→ Problem to work on
Only the lines from the one containing "Decode this image" through the end of the data below should be copied, each exactly as written and with both ends kept.

→ Available data
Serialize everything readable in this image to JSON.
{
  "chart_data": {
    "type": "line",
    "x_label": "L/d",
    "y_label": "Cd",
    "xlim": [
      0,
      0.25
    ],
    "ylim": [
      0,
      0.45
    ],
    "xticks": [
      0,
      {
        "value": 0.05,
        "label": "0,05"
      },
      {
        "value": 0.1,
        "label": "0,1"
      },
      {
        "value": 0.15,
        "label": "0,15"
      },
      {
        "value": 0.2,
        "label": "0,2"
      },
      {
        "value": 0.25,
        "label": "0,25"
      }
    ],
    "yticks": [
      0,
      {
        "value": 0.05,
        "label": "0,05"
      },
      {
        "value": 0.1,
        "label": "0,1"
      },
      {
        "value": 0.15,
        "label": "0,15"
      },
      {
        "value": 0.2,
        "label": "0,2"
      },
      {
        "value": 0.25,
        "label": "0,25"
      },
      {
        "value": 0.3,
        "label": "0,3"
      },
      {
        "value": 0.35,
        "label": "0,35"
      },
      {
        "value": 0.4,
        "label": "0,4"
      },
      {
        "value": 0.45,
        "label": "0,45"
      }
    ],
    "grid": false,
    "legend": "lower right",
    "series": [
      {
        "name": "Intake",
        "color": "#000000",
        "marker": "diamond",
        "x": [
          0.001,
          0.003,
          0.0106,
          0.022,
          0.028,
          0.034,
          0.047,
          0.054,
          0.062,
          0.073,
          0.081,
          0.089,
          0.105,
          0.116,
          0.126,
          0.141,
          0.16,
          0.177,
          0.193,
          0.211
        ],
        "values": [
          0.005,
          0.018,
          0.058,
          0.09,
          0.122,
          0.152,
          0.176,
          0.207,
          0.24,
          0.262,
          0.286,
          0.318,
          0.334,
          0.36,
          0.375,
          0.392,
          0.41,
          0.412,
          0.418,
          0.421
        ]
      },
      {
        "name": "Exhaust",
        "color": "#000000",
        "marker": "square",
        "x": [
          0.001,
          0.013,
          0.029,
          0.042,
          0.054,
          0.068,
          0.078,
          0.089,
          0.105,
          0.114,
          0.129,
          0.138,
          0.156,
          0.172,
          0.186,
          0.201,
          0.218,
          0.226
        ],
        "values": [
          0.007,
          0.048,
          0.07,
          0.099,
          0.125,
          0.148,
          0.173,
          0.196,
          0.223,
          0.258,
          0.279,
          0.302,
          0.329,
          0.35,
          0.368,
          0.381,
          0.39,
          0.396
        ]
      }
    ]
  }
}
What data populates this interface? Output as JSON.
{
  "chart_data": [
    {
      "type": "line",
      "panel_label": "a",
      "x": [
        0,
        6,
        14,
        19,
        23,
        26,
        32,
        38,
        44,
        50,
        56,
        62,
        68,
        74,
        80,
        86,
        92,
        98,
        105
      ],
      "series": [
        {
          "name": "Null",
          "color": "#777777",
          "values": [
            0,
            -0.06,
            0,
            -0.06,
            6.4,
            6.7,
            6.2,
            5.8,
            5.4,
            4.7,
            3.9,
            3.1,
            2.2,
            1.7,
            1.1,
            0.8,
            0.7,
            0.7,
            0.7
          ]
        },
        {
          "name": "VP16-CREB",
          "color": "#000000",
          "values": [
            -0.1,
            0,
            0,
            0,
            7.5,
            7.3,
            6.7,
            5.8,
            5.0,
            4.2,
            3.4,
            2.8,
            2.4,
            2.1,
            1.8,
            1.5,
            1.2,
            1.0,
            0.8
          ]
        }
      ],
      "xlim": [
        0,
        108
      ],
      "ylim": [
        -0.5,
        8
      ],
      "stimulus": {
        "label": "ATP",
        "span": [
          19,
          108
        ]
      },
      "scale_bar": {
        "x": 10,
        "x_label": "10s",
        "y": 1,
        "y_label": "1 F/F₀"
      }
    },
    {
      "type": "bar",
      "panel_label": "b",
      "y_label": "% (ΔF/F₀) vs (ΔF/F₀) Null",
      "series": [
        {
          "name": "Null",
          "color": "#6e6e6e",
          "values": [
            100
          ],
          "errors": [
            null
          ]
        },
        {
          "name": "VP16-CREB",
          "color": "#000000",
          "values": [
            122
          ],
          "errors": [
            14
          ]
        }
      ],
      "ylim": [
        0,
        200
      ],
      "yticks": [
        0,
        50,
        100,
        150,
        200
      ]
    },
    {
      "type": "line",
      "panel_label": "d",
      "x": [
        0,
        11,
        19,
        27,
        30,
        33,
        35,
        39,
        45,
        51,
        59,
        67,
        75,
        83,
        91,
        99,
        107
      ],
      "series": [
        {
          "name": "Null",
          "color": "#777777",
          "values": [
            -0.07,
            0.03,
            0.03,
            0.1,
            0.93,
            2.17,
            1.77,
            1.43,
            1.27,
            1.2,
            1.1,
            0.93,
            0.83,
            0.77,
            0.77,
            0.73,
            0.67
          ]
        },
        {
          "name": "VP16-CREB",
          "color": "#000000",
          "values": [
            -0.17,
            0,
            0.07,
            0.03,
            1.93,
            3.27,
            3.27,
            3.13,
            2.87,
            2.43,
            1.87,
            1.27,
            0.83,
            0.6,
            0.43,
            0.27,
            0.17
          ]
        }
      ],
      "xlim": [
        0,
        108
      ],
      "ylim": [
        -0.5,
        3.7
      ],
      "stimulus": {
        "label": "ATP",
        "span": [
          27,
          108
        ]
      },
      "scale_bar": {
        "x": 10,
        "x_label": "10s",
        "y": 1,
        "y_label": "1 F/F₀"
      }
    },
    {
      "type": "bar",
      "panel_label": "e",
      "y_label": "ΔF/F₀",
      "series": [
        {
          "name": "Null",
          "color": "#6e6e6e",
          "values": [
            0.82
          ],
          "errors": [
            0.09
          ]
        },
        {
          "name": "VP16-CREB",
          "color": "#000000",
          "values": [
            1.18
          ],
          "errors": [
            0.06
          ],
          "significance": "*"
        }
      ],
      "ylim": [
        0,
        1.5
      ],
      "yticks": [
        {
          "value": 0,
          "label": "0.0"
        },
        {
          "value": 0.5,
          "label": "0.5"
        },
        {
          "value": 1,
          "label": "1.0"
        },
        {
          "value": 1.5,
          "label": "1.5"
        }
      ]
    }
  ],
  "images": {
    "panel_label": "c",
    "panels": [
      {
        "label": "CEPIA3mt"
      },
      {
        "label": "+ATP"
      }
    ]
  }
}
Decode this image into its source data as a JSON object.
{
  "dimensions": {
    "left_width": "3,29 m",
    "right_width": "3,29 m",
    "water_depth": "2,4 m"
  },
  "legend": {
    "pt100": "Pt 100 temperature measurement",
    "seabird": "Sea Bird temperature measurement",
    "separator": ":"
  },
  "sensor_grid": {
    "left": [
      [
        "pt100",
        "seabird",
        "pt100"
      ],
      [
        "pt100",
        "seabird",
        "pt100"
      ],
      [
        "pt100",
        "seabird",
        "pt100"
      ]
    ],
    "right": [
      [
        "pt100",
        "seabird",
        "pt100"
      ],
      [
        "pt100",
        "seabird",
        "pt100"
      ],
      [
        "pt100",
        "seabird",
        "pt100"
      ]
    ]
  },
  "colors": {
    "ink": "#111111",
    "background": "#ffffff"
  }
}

→ Solved exercise
Decode this image into its source data as a JSON object.
{
  "dimensions": {
    "left_width": "3,29 m",
    "right_width": "3,29 m",
    "water_depth": "2,4 m"
  },
  "legend": {
    "pt100": "Pt 100 temperature measurement",
    "seabird": "Sea Bird temperature measurement",
    "separator": ":"
  },
  "sensor_grid": {
    "left": [
      [
        "pt100",
        "seabird",
        "pt100"
      ],
      [
        "pt100",
        "seabird",
        "pt100"
      ],
      [
        "pt100",
        "seabird",
        "pt100"
      ]
    ],
    "right": [
      [
        "pt100",
        "seabird",
        "pt100"
      ],
      [
        "pt100",
        "seabird",
        "pt100"
      ],
      [
        "pt100",
        "seabird",
        "pt100"
      ]
    ]
  },
  "colors": {
    "ink": "#111111",
    "background": "#ffffff"
  }
}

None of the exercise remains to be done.